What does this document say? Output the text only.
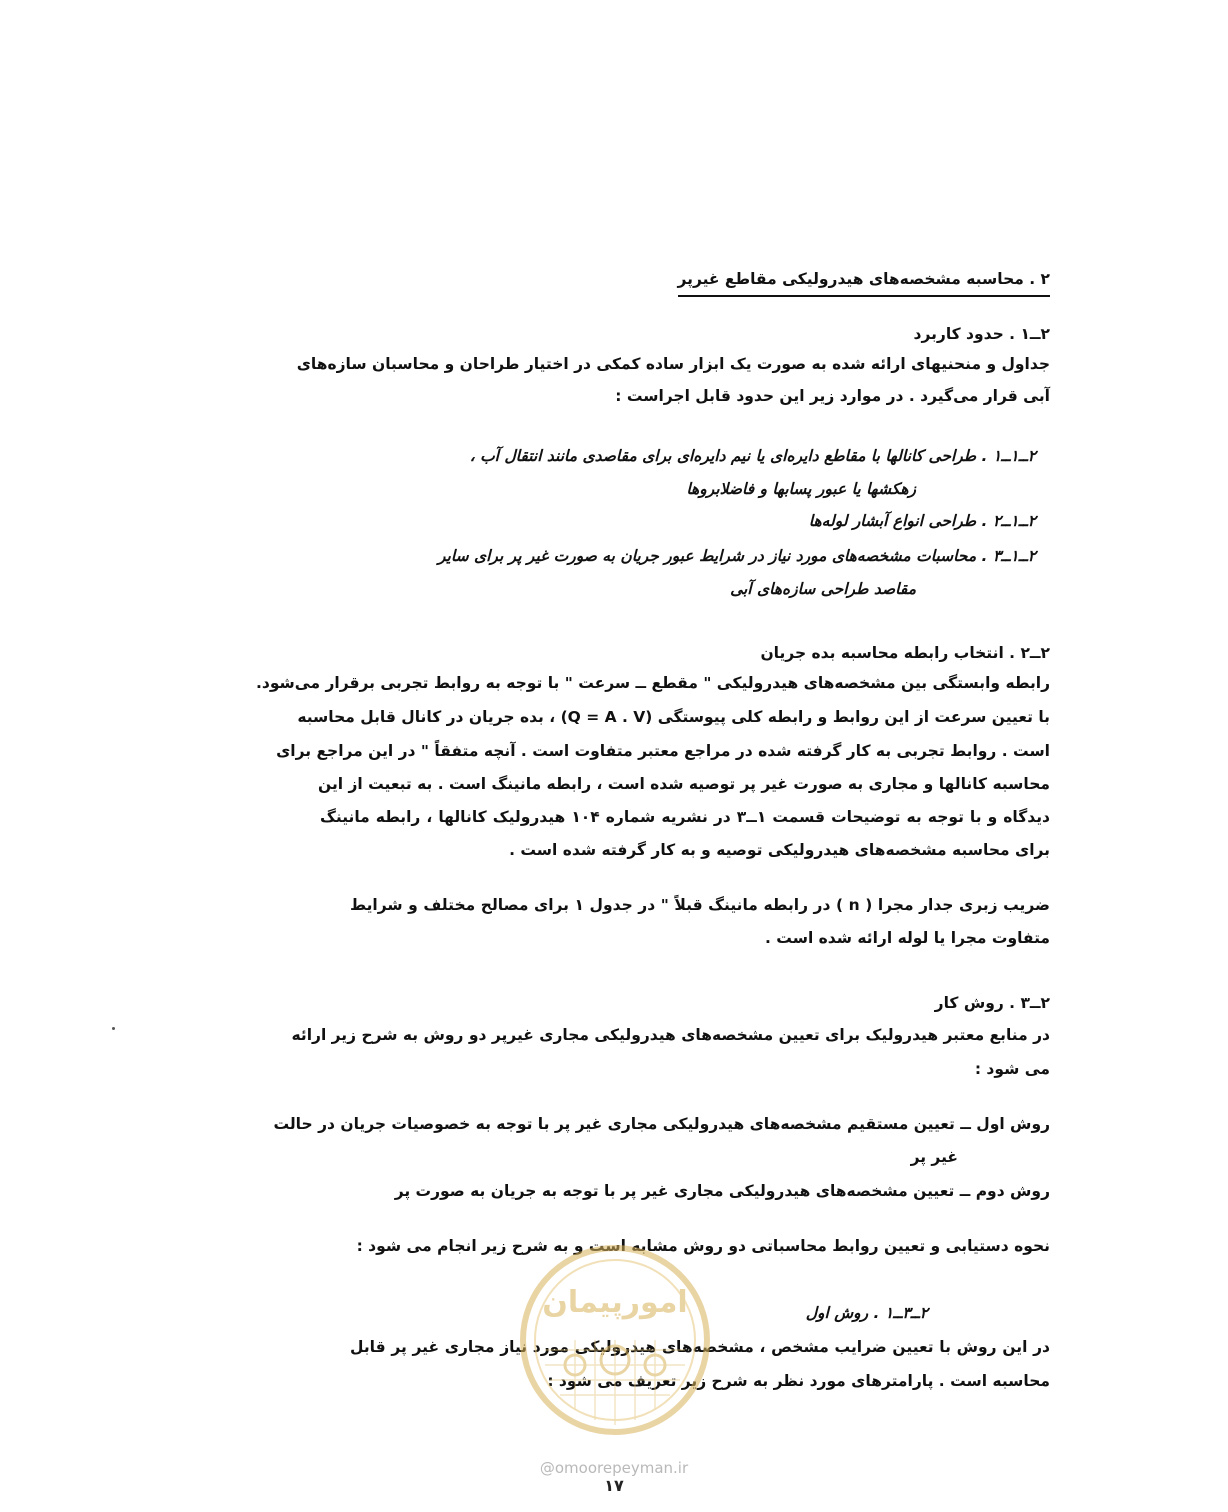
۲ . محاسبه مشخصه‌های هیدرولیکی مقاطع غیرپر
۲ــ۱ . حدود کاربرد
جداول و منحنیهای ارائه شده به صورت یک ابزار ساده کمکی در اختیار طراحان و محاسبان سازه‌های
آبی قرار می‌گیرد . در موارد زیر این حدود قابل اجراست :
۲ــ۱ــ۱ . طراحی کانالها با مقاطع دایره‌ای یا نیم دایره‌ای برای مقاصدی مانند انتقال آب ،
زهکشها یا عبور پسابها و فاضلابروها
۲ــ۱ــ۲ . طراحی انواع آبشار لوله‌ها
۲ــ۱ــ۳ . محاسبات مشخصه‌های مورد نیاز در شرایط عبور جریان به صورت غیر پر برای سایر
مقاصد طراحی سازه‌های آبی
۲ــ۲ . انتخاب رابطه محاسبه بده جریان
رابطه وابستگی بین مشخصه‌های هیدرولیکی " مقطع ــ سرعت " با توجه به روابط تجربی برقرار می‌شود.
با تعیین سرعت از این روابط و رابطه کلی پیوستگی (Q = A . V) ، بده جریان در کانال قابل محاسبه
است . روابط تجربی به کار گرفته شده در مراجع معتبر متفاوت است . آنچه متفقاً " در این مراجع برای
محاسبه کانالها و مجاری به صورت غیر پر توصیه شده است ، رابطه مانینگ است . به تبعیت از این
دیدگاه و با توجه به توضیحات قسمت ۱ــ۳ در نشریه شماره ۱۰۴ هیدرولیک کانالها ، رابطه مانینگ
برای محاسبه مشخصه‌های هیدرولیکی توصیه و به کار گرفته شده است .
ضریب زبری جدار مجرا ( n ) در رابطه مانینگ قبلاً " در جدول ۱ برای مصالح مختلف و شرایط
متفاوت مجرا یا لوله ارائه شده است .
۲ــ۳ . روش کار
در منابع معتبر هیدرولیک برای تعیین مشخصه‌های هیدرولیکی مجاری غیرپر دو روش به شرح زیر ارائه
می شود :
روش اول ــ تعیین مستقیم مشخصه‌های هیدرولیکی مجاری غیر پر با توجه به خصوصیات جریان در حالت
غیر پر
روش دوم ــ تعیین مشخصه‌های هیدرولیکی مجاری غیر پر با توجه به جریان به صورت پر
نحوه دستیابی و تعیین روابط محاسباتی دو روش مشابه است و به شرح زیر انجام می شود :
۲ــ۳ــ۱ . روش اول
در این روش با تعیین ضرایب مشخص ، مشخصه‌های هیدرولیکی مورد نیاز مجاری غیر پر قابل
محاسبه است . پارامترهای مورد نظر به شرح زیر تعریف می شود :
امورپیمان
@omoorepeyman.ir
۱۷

══════

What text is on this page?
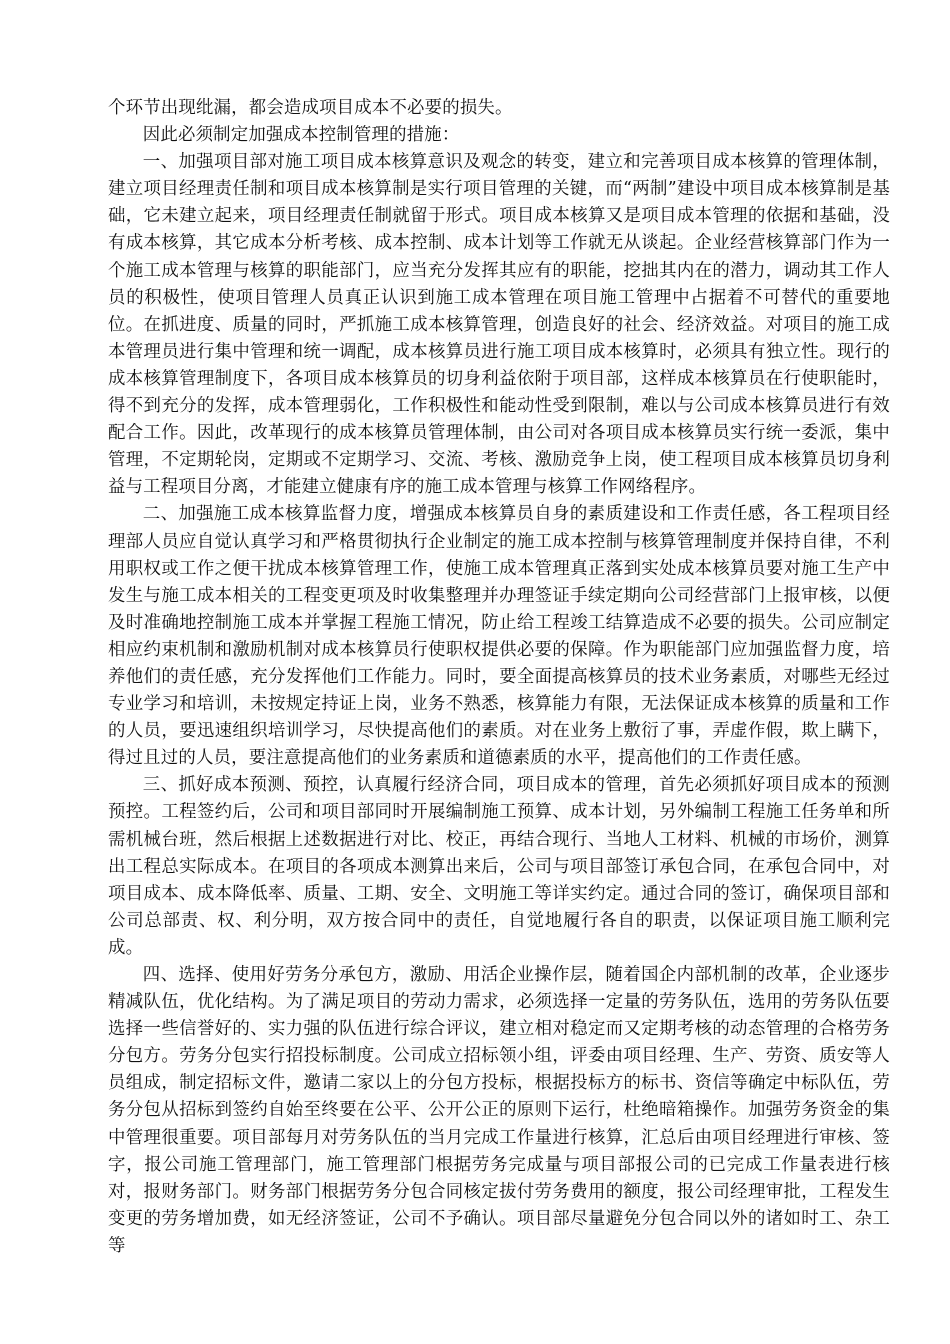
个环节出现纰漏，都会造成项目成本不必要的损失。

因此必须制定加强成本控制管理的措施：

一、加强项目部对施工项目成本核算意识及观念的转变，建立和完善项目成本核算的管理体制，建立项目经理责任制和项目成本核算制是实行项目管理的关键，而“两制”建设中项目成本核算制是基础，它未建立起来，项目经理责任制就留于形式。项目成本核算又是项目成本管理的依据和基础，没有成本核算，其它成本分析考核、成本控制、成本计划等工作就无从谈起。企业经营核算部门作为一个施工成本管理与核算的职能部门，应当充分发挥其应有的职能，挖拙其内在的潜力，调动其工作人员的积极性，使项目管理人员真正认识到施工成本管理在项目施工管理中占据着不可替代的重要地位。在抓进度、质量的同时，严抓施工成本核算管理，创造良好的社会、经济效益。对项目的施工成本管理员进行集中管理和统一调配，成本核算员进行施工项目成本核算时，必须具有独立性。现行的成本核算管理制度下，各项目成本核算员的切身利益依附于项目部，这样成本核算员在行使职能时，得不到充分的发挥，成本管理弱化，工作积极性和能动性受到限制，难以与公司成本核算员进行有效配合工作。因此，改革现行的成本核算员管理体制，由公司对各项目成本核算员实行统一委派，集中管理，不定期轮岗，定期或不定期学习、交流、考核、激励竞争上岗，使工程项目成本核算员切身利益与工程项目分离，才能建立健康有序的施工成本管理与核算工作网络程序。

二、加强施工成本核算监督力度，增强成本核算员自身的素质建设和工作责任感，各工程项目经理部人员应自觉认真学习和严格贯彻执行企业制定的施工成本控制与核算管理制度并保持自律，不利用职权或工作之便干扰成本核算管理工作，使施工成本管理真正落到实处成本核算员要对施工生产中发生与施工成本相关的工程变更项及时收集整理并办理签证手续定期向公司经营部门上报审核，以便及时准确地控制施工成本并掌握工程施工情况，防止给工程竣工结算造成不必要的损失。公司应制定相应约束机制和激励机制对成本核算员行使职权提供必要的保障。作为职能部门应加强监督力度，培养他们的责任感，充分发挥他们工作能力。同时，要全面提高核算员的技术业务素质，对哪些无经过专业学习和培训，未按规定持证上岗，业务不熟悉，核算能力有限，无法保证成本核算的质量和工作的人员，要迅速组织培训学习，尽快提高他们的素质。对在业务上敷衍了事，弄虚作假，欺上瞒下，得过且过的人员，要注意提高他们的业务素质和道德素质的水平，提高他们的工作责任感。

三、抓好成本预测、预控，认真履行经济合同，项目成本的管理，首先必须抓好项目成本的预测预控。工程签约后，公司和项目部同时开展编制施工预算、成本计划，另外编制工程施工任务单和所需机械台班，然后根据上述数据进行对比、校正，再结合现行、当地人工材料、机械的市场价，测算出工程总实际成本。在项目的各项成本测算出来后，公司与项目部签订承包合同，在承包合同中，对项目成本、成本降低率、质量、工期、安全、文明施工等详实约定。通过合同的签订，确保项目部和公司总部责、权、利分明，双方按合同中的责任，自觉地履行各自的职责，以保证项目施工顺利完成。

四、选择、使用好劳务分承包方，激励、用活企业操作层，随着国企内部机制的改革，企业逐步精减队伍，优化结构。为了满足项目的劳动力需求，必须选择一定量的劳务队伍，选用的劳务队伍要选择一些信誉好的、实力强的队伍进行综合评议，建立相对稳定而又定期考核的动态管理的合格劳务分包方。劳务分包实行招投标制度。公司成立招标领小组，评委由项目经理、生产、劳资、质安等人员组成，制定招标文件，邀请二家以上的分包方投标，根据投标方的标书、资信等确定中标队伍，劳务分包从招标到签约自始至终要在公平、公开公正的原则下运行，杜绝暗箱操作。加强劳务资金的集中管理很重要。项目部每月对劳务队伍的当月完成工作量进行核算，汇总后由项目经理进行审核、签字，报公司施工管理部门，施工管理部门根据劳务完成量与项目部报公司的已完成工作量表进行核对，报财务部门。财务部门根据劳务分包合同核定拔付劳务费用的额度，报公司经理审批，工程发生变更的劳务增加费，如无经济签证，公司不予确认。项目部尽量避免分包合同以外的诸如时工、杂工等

══════

SET EXERCISE: Give the count of lines that hold the word "What", with nothing added.

THE RESULT: 2